TASK OBJECTIVE
Set down the material once more, exactly as it appears.

☆ ☆ ☆

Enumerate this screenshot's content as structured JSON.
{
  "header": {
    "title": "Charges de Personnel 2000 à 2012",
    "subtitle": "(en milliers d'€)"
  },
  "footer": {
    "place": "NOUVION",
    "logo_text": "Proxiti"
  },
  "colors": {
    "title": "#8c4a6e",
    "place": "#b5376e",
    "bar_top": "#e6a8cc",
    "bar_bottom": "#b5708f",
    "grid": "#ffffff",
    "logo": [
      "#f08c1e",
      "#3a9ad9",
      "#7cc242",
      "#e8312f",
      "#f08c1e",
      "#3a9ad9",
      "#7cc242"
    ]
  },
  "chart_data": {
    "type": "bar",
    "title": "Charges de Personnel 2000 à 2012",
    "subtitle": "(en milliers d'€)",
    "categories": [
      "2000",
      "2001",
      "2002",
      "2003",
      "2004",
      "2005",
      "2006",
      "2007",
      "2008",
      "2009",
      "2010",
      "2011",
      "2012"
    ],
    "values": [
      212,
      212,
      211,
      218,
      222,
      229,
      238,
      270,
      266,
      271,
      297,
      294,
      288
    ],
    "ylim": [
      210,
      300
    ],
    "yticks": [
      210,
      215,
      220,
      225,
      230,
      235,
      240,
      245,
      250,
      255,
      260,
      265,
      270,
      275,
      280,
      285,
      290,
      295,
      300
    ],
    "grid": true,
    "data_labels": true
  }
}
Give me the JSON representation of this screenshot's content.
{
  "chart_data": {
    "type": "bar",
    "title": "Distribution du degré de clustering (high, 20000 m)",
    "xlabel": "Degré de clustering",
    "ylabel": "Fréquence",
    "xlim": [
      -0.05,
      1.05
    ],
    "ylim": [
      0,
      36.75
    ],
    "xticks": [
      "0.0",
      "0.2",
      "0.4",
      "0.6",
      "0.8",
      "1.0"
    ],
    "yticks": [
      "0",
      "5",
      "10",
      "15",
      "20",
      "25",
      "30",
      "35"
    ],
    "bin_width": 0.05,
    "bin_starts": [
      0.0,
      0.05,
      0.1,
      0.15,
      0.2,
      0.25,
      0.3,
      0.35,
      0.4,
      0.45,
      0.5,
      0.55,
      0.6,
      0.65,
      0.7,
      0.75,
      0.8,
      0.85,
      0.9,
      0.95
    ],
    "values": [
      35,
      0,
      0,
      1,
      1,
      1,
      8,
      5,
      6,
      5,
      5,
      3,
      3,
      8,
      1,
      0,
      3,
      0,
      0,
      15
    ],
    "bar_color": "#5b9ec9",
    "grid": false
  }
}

☆ ☆ ☆

TASK SOLUTION
Enumerate this screenshot's content as structured JSON.
{
  "header": {
    "title": "Charges de Personnel 2000 à 2012",
    "subtitle": "(en milliers d'€)"
  },
  "footer": {
    "place": "NOUVION",
    "logo_text": "Proxiti"
  },
  "colors": {
    "title": "#8c4a6e",
    "place": "#b5376e",
    "bar_top": "#e6a8cc",
    "bar_bottom": "#b5708f",
    "grid": "#ffffff",
    "logo": [
      "#f08c1e",
      "#3a9ad9",
      "#7cc242",
      "#e8312f",
      "#f08c1e",
      "#3a9ad9",
      "#7cc242"
    ]
  },
  "chart_data": {
    "type": "bar",
    "title": "Charges de Personnel 2000 à 2012",
    "subtitle": "(en milliers d'€)",
    "categories": [
      "2000",
      "2001",
      "2002",
      "2003",
      "2004",
      "2005",
      "2006",
      "2007",
      "2008",
      "2009",
      "2010",
      "2011",
      "2012"
    ],
    "values": [
      212,
      212,
      211,
      218,
      222,
      229,
      238,
      270,
      266,
      271,
      297,
      294,
      288
    ],
    "ylim": [
      210,
      300
    ],
    "yticks": [
      210,
      215,
      220,
      225,
      230,
      235,
      240,
      245,
      250,
      255,
      260,
      265,
      270,
      275,
      280,
      285,
      290,
      295,
      300
    ],
    "grid": true,
    "data_labels": true
  }
}
Give me the JSON representation of this screenshot's content.
{
  "chart_data": {
    "type": "bar",
    "title": "Distribution du degré de clustering (high, 20000 m)",
    "xlabel": "Degré de clustering",
    "ylabel": "Fréquence",
    "xlim": [
      -0.05,
      1.05
    ],
    "ylim": [
      0,
      36.75
    ],
    "xticks": [
      "0.0",
      "0.2",
      "0.4",
      "0.6",
      "0.8",
      "1.0"
    ],
    "yticks": [
      "0",
      "5",
      "10",
      "15",
      "20",
      "25",
      "30",
      "35"
    ],
    "bin_width": 0.05,
    "bin_starts": [
      0.0,
      0.05,
      0.1,
      0.15,
      0.2,
      0.25,
      0.3,
      0.35,
      0.4,
      0.45,
      0.5,
      0.55,
      0.6,
      0.65,
      0.7,
      0.75,
      0.8,
      0.85,
      0.9,
      0.95
    ],
    "values": [
      35,
      0,
      0,
      1,
      1,
      1,
      8,
      5,
      6,
      5,
      5,
      3,
      3,
      8,
      1,
      0,
      3,
      0,
      0,
      15
    ],
    "bar_color": "#5b9ec9",
    "grid": false
  }
}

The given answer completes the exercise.